**What is needed:** Copy all the material below, exactly as it stands.

**Data listing:**
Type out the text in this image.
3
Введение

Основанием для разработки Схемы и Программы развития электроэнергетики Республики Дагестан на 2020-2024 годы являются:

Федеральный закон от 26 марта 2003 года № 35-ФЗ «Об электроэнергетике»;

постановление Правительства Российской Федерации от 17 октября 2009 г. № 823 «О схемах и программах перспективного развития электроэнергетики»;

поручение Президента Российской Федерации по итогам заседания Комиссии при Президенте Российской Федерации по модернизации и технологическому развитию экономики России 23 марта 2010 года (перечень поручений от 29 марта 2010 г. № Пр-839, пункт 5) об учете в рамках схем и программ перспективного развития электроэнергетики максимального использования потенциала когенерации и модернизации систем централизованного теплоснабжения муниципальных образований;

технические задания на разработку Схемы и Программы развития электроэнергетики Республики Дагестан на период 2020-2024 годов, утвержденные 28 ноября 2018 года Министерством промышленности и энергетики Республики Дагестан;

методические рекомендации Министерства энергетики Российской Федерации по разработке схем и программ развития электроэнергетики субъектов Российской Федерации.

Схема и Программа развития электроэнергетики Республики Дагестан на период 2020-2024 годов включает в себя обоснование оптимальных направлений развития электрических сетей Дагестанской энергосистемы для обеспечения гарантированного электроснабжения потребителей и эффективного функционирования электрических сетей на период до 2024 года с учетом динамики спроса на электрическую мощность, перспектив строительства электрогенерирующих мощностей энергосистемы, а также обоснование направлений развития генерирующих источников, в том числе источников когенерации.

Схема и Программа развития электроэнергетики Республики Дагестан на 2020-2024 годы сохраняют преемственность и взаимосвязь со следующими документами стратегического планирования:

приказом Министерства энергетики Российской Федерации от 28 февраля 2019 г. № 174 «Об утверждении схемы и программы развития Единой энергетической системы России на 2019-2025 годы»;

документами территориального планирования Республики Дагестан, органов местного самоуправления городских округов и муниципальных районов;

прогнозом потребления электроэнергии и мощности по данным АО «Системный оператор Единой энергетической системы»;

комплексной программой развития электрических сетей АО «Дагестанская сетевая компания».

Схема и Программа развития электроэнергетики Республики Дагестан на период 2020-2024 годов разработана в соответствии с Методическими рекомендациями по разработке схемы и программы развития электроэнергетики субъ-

**Complete answer:**
Type out the text in this image.
3
Введение

Основанием для разработки Схемы и Программы развития электроэнергетики Республики Дагестан на 2020-2024 годы являются:

Федеральный закон от 26 марта 2003 года № 35-ФЗ «Об электроэнергетике»;

постановление Правительства Российской Федерации от 17 октября 2009 г. № 823 «О схемах и программах перспективного развития электроэнергетики»;

поручение Президента Российской Федерации по итогам заседания Комиссии при Президенте Российской Федерации по модернизации и технологическому развитию экономики России 23 марта 2010 года (перечень поручений от 29 марта 2010 г. № Пр-839, пункт 5) об учете в рамках схем и программ перспективного развития электроэнергетики максимального использования потенциала когенерации и модернизации систем централизованного теплоснабжения муниципальных образований;

технические задания на разработку Схемы и Программы развития электроэнергетики Республики Дагестан на период 2020-2024 годов, утвержденные 28 ноября 2018 года Министерством промышленности и энергетики Республики Дагестан;

методические рекомендации Министерства энергетики Российской Федерации по разработке схем и программ развития электроэнергетики субъектов Российской Федерации.

Схема и Программа развития электроэнергетики Республики Дагестан на период 2020-2024 годов включает в себя обоснование оптимальных направлений развития электрических сетей Дагестанской энергосистемы для обеспечения гарантированного электроснабжения потребителей и эффективного функционирования электрических сетей на период до 2024 года с учетом динамики спроса на электрическую мощность, перспектив строительства электрогенерирующих мощностей энергосистемы, а также обоснование направлений развития генерирующих источников, в том числе источников когенерации.

Схема и Программа развития электроэнергетики Республики Дагестан на 2020-2024 годы сохраняют преемственность и взаимосвязь со следующими документами стратегического планирования:

приказом Министерства энергетики Российской Федерации от 28 февраля 2019 г. № 174 «Об утверждении схемы и программы развития Единой энергетической системы России на 2019-2025 годы»;

документами территориального планирования Республики Дагестан, органов местного самоуправления городских округов и муниципальных районов;

прогнозом потребления электроэнергии и мощности по данным АО «Системный оператор Единой энергетической системы»;

комплексной программой развития электрических сетей АО «Дагестанская сетевая компания».

Схема и Программа развития электроэнергетики Республики Дагестан на период 2020-2024 годов разработана в соответствии с Методическими рекомендациями по разработке схемы и программы развития электроэнергетики субъ-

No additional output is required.